> **YOUR OBJECTIVE**:
Omit all pictures. Copy the rest of the material exactly.

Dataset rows
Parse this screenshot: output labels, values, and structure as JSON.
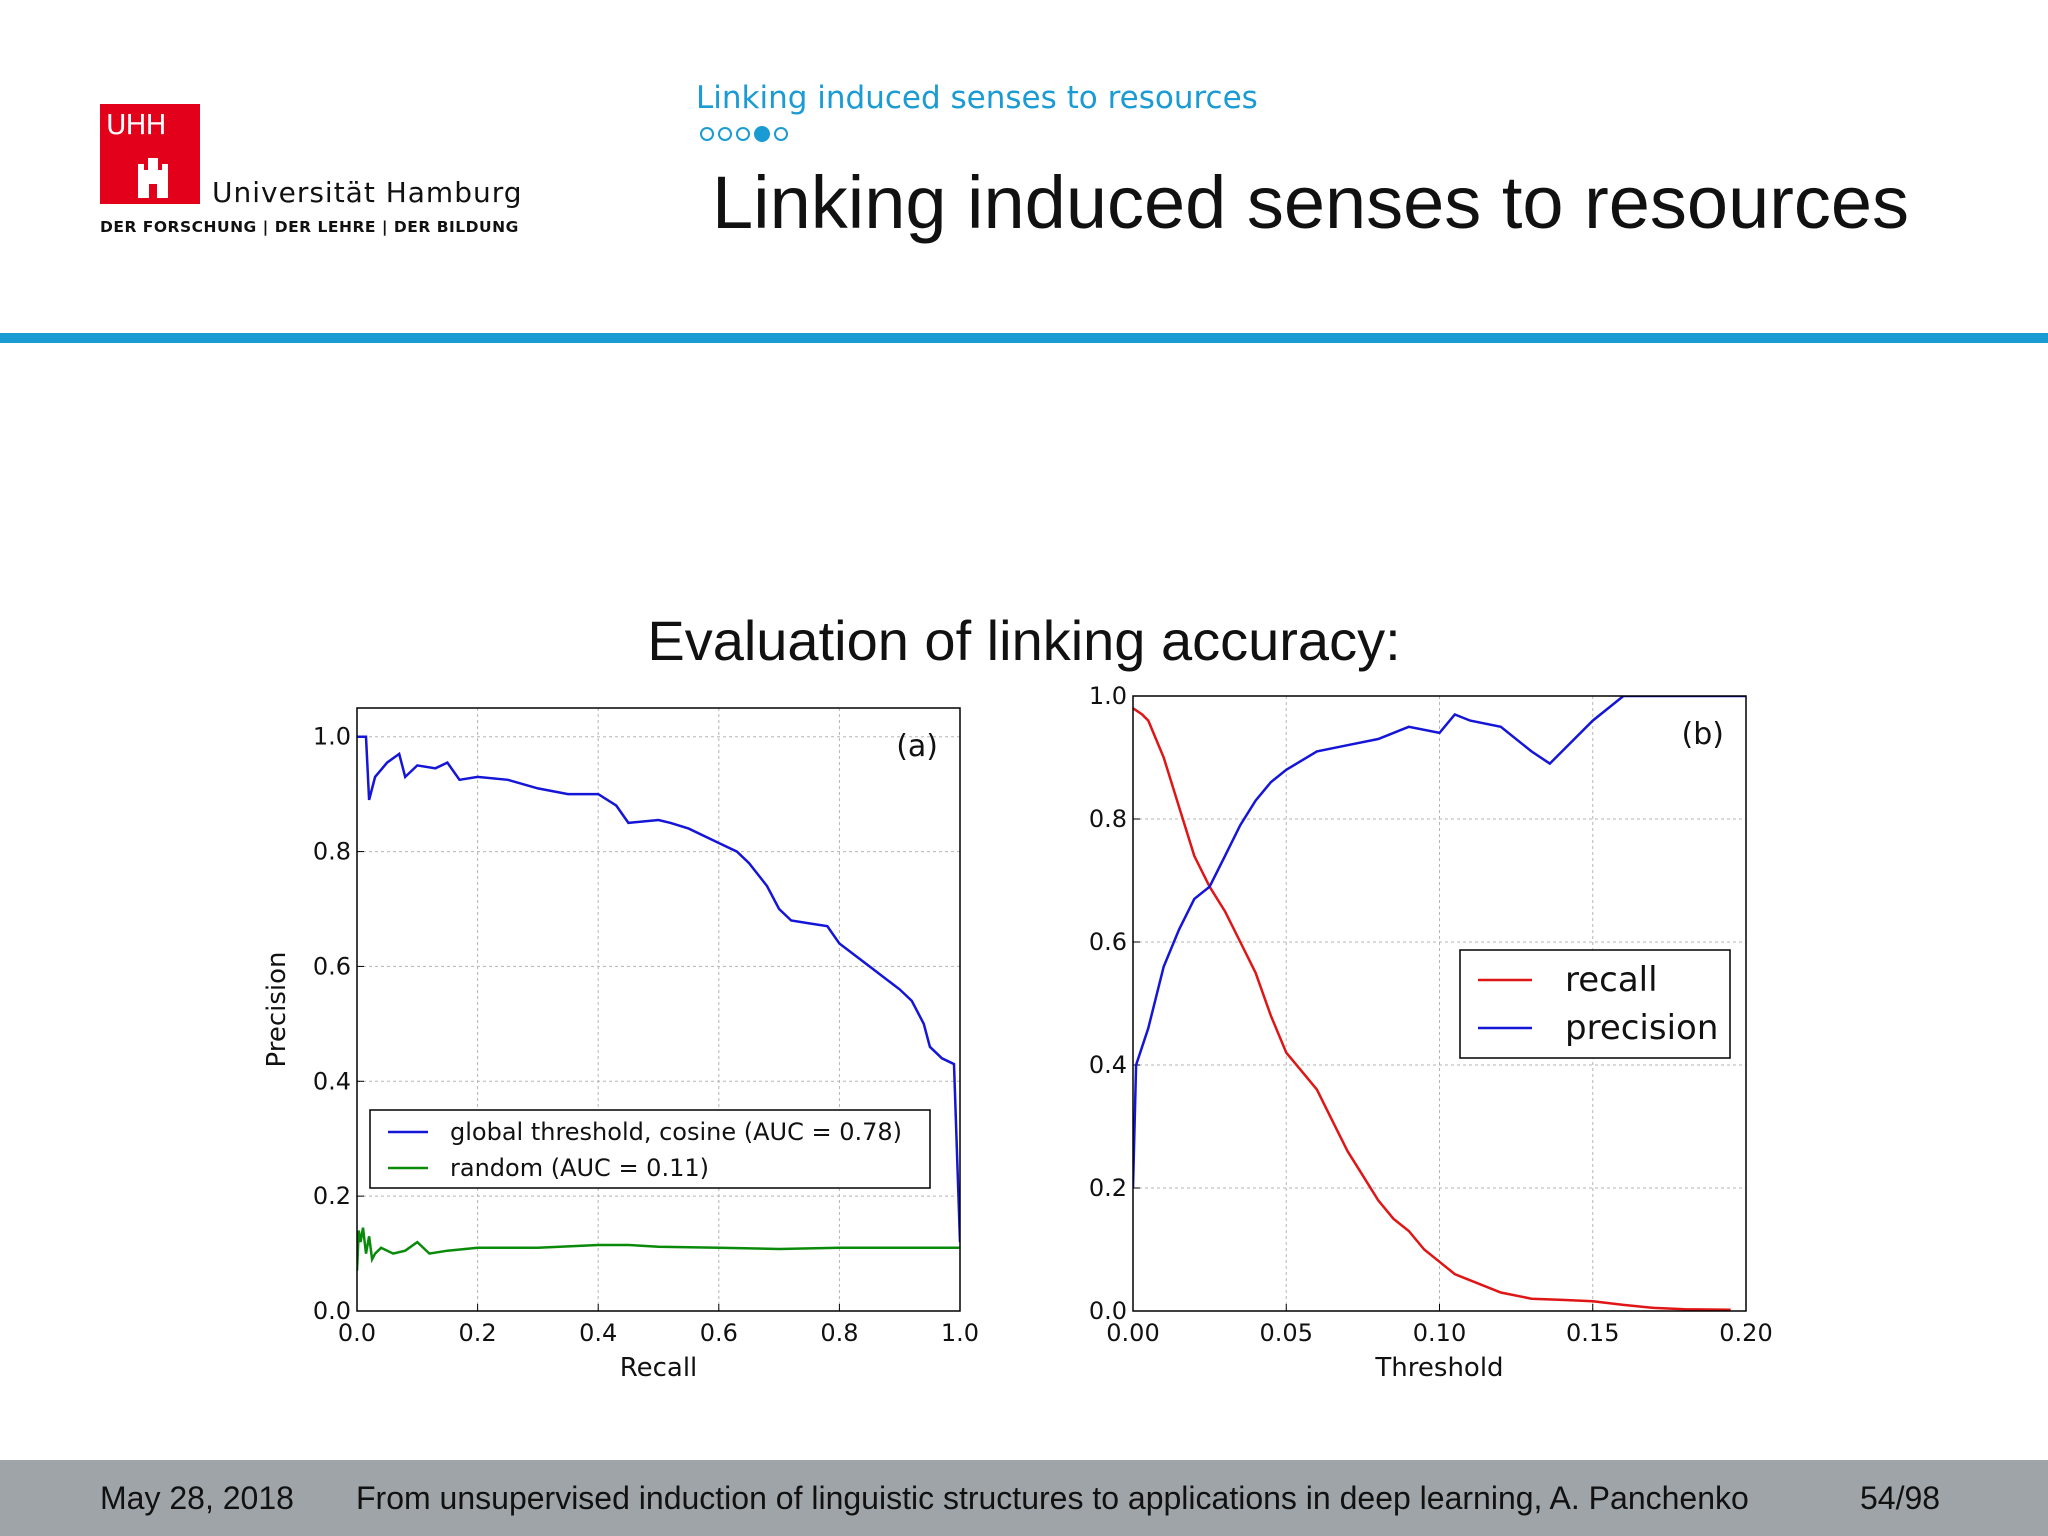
{
  "logo": {
    "abbr": "UHH",
    "name": "Universität Hamburg",
    "tagline": "DER FORSCHUNG | DER LEHRE | DER BILDUNG",
    "brand_color": "#e2001a"
  },
  "header": {
    "section": "Linking induced senses to resources",
    "progress": {
      "total": 5,
      "current": 4
    },
    "title": "Linking induced senses to resources",
    "accent_color": "#1a9bd3"
  },
  "main": {
    "subtitle": "Evaluation of linking accuracy:"
  },
  "chart_data": [
    {
      "type": "line",
      "panel_label": "(a)",
      "xlabel": "Recall",
      "ylabel": "Precision",
      "xlim": [
        0,
        1
      ],
      "ylim": [
        0,
        1.05
      ],
      "xticks": [
        "0.0",
        "0.2",
        "0.4",
        "0.6",
        "0.8",
        "1.0"
      ],
      "yticks": [
        "0.0",
        "0.2",
        "0.4",
        "0.6",
        "0.8",
        "1.0"
      ],
      "grid": true,
      "legend": "lower-left",
      "series": [
        {
          "name": "global threshold, cosine (AUC = 0.78)",
          "color": "#1515d8",
          "x": [
            0.0,
            0.015,
            0.02,
            0.03,
            0.05,
            0.07,
            0.08,
            0.1,
            0.13,
            0.15,
            0.17,
            0.2,
            0.25,
            0.3,
            0.35,
            0.4,
            0.43,
            0.45,
            0.5,
            0.52,
            0.55,
            0.6,
            0.63,
            0.65,
            0.68,
            0.7,
            0.72,
            0.75,
            0.78,
            0.8,
            0.85,
            0.9,
            0.92,
            0.94,
            0.95,
            0.97,
            0.99,
            1.0
          ],
          "y": [
            1.0,
            1.0,
            0.89,
            0.93,
            0.955,
            0.97,
            0.93,
            0.95,
            0.945,
            0.955,
            0.925,
            0.93,
            0.925,
            0.91,
            0.9,
            0.9,
            0.88,
            0.85,
            0.855,
            0.85,
            0.84,
            0.815,
            0.8,
            0.78,
            0.74,
            0.7,
            0.68,
            0.675,
            0.67,
            0.64,
            0.6,
            0.56,
            0.54,
            0.5,
            0.46,
            0.44,
            0.43,
            0.12
          ]
        },
        {
          "name": "random (AUC = 0.11)",
          "color": "#0a8a0a",
          "x": [
            0.0,
            0.003,
            0.006,
            0.01,
            0.015,
            0.02,
            0.025,
            0.03,
            0.04,
            0.06,
            0.08,
            0.1,
            0.12,
            0.15,
            0.2,
            0.3,
            0.4,
            0.45,
            0.5,
            0.6,
            0.7,
            0.8,
            0.9,
            1.0
          ],
          "y": [
            0.07,
            0.14,
            0.12,
            0.145,
            0.1,
            0.13,
            0.09,
            0.1,
            0.11,
            0.1,
            0.105,
            0.12,
            0.1,
            0.105,
            0.11,
            0.11,
            0.115,
            0.115,
            0.112,
            0.11,
            0.108,
            0.11,
            0.11,
            0.11
          ]
        }
      ]
    },
    {
      "type": "line",
      "panel_label": "(b)",
      "xlabel": "Threshold",
      "ylabel": "",
      "xlim": [
        0,
        0.2
      ],
      "ylim": [
        0,
        1.0
      ],
      "xticks": [
        "0.00",
        "0.05",
        "0.10",
        "0.15",
        "0.20"
      ],
      "yticks": [
        "0.0",
        "0.2",
        "0.4",
        "0.6",
        "0.8",
        "1.0"
      ],
      "grid": true,
      "legend": "center-right",
      "series": [
        {
          "name": "recall",
          "color": "#e01515",
          "x": [
            0.0,
            0.003,
            0.005,
            0.01,
            0.015,
            0.02,
            0.025,
            0.03,
            0.035,
            0.04,
            0.045,
            0.05,
            0.055,
            0.06,
            0.065,
            0.07,
            0.075,
            0.08,
            0.085,
            0.09,
            0.095,
            0.1,
            0.105,
            0.11,
            0.12,
            0.13,
            0.14,
            0.15,
            0.16,
            0.17,
            0.18,
            0.195
          ],
          "y": [
            0.98,
            0.97,
            0.96,
            0.9,
            0.82,
            0.74,
            0.69,
            0.65,
            0.6,
            0.55,
            0.48,
            0.42,
            0.39,
            0.36,
            0.31,
            0.26,
            0.22,
            0.18,
            0.15,
            0.13,
            0.1,
            0.08,
            0.06,
            0.05,
            0.03,
            0.02,
            0.018,
            0.016,
            0.01,
            0.005,
            0.003,
            0.002
          ]
        },
        {
          "name": "precision",
          "color": "#1515d8",
          "x": [
            0.0,
            0.001,
            0.005,
            0.01,
            0.015,
            0.02,
            0.025,
            0.03,
            0.035,
            0.04,
            0.045,
            0.05,
            0.06,
            0.07,
            0.08,
            0.09,
            0.1,
            0.105,
            0.11,
            0.12,
            0.13,
            0.136,
            0.15,
            0.16,
            0.2
          ],
          "y": [
            0.2,
            0.4,
            0.46,
            0.56,
            0.62,
            0.67,
            0.69,
            0.74,
            0.79,
            0.83,
            0.86,
            0.88,
            0.91,
            0.92,
            0.93,
            0.95,
            0.94,
            0.97,
            0.96,
            0.95,
            0.91,
            0.89,
            0.96,
            1.0,
            1.0
          ]
        }
      ]
    }
  ],
  "footer": {
    "date": "May 28, 2018",
    "talk": "From unsupervised induction of linguistic structures to applications in deep learning, A. Panchenko",
    "page": "54/98"
  }
}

> **EXERCISE SOLUTION**:
Parse this screenshot: output labels, values, and structure as JSON.
{
  "logo": {
    "abbr": "UHH",
    "name": "Universität Hamburg",
    "tagline": "DER FORSCHUNG | DER LEHRE | DER BILDUNG",
    "brand_color": "#e2001a"
  },
  "header": {
    "section": "Linking induced senses to resources",
    "progress": {
      "total": 5,
      "current": 4
    },
    "title": "Linking induced senses to resources",
    "accent_color": "#1a9bd3"
  },
  "main": {
    "subtitle": "Evaluation of linking accuracy:"
  },
  "chart_data": [
    {
      "type": "line",
      "panel_label": "(a)",
      "xlabel": "Recall",
      "ylabel": "Precision",
      "xlim": [
        0,
        1
      ],
      "ylim": [
        0,
        1.05
      ],
      "xticks": [
        "0.0",
        "0.2",
        "0.4",
        "0.6",
        "0.8",
        "1.0"
      ],
      "yticks": [
        "0.0",
        "0.2",
        "0.4",
        "0.6",
        "0.8",
        "1.0"
      ],
      "grid": true,
      "legend": "lower-left",
      "series": [
        {
          "name": "global threshold, cosine (AUC = 0.78)",
          "color": "#1515d8",
          "x": [
            0.0,
            0.015,
            0.02,
            0.03,
            0.05,
            0.07,
            0.08,
            0.1,
            0.13,
            0.15,
            0.17,
            0.2,
            0.25,
            0.3,
            0.35,
            0.4,
            0.43,
            0.45,
            0.5,
            0.52,
            0.55,
            0.6,
            0.63,
            0.65,
            0.68,
            0.7,
            0.72,
            0.75,
            0.78,
            0.8,
            0.85,
            0.9,
            0.92,
            0.94,
            0.95,
            0.97,
            0.99,
            1.0
          ],
          "y": [
            1.0,
            1.0,
            0.89,
            0.93,
            0.955,
            0.97,
            0.93,
            0.95,
            0.945,
            0.955,
            0.925,
            0.93,
            0.925,
            0.91,
            0.9,
            0.9,
            0.88,
            0.85,
            0.855,
            0.85,
            0.84,
            0.815,
            0.8,
            0.78,
            0.74,
            0.7,
            0.68,
            0.675,
            0.67,
            0.64,
            0.6,
            0.56,
            0.54,
            0.5,
            0.46,
            0.44,
            0.43,
            0.12
          ]
        },
        {
          "name": "random (AUC = 0.11)",
          "color": "#0a8a0a",
          "x": [
            0.0,
            0.003,
            0.006,
            0.01,
            0.015,
            0.02,
            0.025,
            0.03,
            0.04,
            0.06,
            0.08,
            0.1,
            0.12,
            0.15,
            0.2,
            0.3,
            0.4,
            0.45,
            0.5,
            0.6,
            0.7,
            0.8,
            0.9,
            1.0
          ],
          "y": [
            0.07,
            0.14,
            0.12,
            0.145,
            0.1,
            0.13,
            0.09,
            0.1,
            0.11,
            0.1,
            0.105,
            0.12,
            0.1,
            0.105,
            0.11,
            0.11,
            0.115,
            0.115,
            0.112,
            0.11,
            0.108,
            0.11,
            0.11,
            0.11
          ]
        }
      ]
    },
    {
      "type": "line",
      "panel_label": "(b)",
      "xlabel": "Threshold",
      "ylabel": "",
      "xlim": [
        0,
        0.2
      ],
      "ylim": [
        0,
        1.0
      ],
      "xticks": [
        "0.00",
        "0.05",
        "0.10",
        "0.15",
        "0.20"
      ],
      "yticks": [
        "0.0",
        "0.2",
        "0.4",
        "0.6",
        "0.8",
        "1.0"
      ],
      "grid": true,
      "legend": "center-right",
      "series": [
        {
          "name": "recall",
          "color": "#e01515",
          "x": [
            0.0,
            0.003,
            0.005,
            0.01,
            0.015,
            0.02,
            0.025,
            0.03,
            0.035,
            0.04,
            0.045,
            0.05,
            0.055,
            0.06,
            0.065,
            0.07,
            0.075,
            0.08,
            0.085,
            0.09,
            0.095,
            0.1,
            0.105,
            0.11,
            0.12,
            0.13,
            0.14,
            0.15,
            0.16,
            0.17,
            0.18,
            0.195
          ],
          "y": [
            0.98,
            0.97,
            0.96,
            0.9,
            0.82,
            0.74,
            0.69,
            0.65,
            0.6,
            0.55,
            0.48,
            0.42,
            0.39,
            0.36,
            0.31,
            0.26,
            0.22,
            0.18,
            0.15,
            0.13,
            0.1,
            0.08,
            0.06,
            0.05,
            0.03,
            0.02,
            0.018,
            0.016,
            0.01,
            0.005,
            0.003,
            0.002
          ]
        },
        {
          "name": "precision",
          "color": "#1515d8",
          "x": [
            0.0,
            0.001,
            0.005,
            0.01,
            0.015,
            0.02,
            0.025,
            0.03,
            0.035,
            0.04,
            0.045,
            0.05,
            0.06,
            0.07,
            0.08,
            0.09,
            0.1,
            0.105,
            0.11,
            0.12,
            0.13,
            0.136,
            0.15,
            0.16,
            0.2
          ],
          "y": [
            0.2,
            0.4,
            0.46,
            0.56,
            0.62,
            0.67,
            0.69,
            0.74,
            0.79,
            0.83,
            0.86,
            0.88,
            0.91,
            0.92,
            0.93,
            0.95,
            0.94,
            0.97,
            0.96,
            0.95,
            0.91,
            0.89,
            0.96,
            1.0,
            1.0
          ]
        }
      ]
    }
  ],
  "footer": {
    "date": "May 28, 2018",
    "talk": "From unsupervised induction of linguistic structures to applications in deep learning, A. Panchenko",
    "page": "54/98"
  }
}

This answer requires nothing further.